### Requirements
For each line below that contains the string "true", copy that line.

........

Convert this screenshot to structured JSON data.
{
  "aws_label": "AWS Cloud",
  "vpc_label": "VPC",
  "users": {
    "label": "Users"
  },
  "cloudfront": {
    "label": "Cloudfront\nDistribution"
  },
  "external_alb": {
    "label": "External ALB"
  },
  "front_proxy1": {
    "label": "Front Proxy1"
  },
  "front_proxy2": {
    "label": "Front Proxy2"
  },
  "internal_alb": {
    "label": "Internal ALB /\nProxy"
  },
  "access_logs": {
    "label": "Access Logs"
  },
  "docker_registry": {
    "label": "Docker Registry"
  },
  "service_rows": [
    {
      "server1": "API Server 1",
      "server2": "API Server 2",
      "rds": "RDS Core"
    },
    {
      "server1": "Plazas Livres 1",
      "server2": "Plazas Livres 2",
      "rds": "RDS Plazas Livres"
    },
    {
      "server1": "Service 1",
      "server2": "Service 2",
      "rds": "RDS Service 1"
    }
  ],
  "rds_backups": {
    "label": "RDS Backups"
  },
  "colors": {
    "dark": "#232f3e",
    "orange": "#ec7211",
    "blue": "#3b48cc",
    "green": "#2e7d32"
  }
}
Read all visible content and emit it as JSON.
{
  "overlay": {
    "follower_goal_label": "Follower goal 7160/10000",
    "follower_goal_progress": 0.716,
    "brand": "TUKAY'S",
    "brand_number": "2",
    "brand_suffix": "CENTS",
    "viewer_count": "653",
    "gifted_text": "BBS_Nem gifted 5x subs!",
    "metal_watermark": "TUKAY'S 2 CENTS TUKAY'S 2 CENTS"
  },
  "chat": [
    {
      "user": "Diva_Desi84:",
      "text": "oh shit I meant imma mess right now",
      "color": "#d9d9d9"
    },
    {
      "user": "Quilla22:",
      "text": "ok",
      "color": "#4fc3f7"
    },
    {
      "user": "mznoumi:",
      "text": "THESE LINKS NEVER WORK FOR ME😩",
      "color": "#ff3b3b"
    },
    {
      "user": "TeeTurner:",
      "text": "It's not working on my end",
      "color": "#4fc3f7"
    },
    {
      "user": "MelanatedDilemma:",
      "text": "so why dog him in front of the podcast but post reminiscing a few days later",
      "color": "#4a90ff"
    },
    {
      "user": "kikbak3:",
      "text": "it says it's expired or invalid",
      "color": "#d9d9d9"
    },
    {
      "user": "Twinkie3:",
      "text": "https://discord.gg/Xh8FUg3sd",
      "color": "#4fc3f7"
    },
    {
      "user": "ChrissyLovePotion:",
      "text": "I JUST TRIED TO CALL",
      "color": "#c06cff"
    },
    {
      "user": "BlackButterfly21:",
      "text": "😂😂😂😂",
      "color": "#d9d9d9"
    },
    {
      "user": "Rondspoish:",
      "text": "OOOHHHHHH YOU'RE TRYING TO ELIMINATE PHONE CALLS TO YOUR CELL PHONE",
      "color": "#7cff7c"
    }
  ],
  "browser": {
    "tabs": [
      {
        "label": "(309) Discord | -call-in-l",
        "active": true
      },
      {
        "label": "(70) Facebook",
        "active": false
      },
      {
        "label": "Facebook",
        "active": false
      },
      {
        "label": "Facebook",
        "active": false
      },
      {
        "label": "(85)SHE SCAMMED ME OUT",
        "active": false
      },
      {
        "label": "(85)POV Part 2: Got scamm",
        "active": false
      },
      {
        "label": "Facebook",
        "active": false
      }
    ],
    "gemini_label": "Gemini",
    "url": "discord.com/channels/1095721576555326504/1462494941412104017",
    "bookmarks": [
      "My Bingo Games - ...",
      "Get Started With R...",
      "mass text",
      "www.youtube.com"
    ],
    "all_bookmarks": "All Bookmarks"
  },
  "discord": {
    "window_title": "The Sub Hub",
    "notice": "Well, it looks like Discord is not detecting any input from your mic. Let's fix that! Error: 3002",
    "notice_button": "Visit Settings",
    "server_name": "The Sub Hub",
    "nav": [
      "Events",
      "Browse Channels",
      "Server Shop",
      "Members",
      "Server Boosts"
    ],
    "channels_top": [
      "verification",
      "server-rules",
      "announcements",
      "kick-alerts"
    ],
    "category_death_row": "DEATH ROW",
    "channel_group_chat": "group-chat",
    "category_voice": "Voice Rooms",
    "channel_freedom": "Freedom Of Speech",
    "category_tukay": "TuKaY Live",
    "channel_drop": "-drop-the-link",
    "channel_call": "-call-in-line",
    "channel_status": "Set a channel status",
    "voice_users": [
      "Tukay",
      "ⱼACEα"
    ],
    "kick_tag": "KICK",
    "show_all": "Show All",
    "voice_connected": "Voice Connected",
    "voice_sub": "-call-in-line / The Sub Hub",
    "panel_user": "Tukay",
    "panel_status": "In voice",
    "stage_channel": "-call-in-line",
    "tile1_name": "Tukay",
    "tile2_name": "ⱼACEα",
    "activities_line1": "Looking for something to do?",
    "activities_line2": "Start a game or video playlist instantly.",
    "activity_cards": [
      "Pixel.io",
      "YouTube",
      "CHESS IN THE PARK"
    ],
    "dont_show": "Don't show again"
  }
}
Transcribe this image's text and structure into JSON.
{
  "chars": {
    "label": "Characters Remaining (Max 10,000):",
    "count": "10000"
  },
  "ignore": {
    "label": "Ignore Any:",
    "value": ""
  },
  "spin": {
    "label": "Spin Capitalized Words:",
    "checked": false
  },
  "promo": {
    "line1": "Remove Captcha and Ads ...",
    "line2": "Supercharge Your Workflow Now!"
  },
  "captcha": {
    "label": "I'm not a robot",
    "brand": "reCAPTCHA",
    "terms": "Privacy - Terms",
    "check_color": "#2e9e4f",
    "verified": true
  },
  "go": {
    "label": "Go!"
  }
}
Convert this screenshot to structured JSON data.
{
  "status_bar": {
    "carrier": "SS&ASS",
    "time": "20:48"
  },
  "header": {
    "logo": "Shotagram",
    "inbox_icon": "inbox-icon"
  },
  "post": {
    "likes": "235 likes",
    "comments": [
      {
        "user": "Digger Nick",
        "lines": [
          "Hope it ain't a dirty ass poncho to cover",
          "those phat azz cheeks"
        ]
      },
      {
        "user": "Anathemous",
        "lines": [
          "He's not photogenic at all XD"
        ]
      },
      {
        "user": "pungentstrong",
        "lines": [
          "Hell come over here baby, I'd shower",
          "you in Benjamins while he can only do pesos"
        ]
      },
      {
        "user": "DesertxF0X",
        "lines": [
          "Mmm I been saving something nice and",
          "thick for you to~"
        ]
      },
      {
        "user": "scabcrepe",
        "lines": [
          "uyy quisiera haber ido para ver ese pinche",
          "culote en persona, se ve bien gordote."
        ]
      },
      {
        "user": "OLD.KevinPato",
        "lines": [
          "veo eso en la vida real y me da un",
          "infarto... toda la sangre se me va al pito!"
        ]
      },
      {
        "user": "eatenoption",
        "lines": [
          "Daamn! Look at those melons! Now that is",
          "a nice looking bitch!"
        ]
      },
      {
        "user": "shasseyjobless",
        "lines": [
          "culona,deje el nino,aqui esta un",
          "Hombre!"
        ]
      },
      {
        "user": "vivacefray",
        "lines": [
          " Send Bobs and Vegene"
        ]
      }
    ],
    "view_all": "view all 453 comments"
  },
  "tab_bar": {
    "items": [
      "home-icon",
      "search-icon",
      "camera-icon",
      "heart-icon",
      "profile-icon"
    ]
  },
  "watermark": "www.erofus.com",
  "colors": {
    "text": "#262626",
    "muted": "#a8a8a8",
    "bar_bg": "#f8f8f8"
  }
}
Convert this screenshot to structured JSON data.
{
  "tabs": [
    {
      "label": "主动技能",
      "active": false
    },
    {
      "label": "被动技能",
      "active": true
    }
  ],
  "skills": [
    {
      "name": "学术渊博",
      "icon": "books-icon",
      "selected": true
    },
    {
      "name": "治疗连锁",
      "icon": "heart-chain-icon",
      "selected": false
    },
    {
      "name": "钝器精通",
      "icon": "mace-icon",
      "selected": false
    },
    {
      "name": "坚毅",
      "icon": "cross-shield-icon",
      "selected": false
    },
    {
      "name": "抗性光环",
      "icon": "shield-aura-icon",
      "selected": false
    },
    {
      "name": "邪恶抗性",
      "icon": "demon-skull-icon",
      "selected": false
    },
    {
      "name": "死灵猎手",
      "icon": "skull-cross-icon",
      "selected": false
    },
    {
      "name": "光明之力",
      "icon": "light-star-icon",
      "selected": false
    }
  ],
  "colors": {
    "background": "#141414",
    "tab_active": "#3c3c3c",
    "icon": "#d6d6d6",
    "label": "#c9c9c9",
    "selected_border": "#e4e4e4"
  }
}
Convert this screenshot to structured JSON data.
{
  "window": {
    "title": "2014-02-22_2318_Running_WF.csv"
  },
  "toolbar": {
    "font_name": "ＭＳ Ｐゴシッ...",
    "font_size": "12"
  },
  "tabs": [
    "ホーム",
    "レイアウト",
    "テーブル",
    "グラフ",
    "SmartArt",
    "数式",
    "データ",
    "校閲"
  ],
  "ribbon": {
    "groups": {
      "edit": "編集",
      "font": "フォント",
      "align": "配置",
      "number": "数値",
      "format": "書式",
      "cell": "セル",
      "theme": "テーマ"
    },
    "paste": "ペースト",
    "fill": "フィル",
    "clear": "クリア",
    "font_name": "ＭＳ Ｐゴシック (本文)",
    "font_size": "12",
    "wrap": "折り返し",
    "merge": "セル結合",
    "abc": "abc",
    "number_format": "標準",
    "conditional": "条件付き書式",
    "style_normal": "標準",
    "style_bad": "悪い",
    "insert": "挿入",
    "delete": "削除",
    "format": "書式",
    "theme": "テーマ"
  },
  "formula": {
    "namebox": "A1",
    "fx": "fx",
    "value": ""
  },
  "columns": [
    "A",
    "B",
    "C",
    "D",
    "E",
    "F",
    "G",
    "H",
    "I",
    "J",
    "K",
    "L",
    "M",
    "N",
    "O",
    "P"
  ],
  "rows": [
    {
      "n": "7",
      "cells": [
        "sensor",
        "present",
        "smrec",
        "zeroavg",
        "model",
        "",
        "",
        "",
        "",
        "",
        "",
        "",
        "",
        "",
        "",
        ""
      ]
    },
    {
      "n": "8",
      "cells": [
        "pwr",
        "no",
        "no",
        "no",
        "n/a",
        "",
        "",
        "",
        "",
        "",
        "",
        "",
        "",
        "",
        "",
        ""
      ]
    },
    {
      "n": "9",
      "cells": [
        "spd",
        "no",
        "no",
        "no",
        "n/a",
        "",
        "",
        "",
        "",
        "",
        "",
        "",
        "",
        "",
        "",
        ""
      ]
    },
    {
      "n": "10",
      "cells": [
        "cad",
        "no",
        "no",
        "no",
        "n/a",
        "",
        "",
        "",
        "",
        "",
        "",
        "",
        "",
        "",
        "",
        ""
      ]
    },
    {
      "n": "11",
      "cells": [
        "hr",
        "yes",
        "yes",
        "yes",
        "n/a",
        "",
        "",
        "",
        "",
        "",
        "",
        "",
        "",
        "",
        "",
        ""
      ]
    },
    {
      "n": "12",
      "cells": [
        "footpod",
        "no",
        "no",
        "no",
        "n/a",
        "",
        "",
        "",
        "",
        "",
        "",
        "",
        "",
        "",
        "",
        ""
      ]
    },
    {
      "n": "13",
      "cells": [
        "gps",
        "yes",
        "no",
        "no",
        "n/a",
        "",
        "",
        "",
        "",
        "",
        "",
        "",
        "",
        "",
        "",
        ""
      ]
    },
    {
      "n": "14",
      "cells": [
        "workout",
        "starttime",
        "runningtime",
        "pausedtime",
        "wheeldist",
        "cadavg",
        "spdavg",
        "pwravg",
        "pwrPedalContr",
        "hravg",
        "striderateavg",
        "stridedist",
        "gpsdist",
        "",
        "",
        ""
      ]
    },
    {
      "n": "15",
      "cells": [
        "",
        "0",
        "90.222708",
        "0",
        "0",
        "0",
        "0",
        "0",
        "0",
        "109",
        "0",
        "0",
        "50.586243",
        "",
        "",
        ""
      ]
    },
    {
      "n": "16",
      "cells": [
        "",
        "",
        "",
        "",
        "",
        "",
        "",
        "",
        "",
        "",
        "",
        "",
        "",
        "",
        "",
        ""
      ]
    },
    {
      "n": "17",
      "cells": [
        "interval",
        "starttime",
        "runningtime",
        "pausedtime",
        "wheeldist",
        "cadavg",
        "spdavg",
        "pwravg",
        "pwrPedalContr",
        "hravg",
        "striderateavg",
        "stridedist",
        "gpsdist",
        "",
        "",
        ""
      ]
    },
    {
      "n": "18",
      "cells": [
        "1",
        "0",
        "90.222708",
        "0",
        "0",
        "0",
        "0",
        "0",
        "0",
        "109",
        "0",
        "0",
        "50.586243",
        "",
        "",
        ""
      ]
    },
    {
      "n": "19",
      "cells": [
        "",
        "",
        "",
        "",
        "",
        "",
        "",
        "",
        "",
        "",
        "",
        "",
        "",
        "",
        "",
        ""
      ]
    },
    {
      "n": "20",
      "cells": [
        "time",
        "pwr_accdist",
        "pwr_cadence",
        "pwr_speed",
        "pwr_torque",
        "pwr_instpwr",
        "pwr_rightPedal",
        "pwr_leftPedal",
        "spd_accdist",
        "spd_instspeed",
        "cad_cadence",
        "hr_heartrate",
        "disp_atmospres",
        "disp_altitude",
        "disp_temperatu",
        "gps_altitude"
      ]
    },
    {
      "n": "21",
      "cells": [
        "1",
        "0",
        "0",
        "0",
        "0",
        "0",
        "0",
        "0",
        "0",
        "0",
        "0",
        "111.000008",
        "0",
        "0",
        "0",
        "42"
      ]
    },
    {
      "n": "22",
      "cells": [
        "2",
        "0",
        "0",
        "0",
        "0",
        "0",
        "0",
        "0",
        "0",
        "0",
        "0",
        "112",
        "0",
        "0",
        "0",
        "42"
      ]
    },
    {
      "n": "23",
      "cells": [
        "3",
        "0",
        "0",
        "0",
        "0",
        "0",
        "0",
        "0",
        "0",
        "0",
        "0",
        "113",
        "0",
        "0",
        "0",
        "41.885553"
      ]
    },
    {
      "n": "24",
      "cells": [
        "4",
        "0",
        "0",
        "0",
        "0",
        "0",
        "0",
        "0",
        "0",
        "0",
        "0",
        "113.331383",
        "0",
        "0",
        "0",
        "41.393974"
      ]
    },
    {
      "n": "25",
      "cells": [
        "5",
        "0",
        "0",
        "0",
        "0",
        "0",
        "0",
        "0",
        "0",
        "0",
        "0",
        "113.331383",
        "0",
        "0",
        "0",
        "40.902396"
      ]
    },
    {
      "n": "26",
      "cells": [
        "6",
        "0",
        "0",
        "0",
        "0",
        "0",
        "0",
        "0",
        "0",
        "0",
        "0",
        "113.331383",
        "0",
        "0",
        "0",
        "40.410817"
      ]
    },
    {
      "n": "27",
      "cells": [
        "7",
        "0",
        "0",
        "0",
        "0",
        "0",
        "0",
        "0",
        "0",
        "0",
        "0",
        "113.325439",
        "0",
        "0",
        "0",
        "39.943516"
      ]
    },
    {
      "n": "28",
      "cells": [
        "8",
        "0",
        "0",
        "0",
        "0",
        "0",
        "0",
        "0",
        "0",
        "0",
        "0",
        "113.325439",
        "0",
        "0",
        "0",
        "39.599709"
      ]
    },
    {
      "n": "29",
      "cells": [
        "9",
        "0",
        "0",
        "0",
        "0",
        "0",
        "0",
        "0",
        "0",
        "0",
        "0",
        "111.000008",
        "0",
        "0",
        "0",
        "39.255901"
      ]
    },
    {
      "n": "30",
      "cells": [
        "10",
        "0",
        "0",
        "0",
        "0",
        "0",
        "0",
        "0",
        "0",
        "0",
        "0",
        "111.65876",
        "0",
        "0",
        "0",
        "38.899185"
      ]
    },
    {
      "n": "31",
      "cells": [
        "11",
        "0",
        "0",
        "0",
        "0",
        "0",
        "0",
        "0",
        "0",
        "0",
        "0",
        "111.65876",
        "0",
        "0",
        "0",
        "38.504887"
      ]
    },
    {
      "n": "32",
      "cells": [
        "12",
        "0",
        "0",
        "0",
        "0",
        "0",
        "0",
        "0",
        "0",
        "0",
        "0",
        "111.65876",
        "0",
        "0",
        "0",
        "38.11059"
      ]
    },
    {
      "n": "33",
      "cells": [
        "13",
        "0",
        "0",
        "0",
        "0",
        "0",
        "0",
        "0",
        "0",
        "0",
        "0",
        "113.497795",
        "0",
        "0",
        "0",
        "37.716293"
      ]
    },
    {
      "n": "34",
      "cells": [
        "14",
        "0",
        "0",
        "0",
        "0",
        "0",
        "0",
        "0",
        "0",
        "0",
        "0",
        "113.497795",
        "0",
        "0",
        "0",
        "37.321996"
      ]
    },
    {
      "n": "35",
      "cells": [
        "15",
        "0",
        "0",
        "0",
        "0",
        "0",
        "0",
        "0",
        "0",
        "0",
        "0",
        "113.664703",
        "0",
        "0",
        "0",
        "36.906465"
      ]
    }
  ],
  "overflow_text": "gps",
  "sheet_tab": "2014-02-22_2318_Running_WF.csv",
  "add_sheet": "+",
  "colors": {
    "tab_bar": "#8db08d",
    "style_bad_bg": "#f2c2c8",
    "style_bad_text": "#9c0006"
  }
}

........

### Written answer
        "active": true
    "verified": true
      "active": true
      "selected": true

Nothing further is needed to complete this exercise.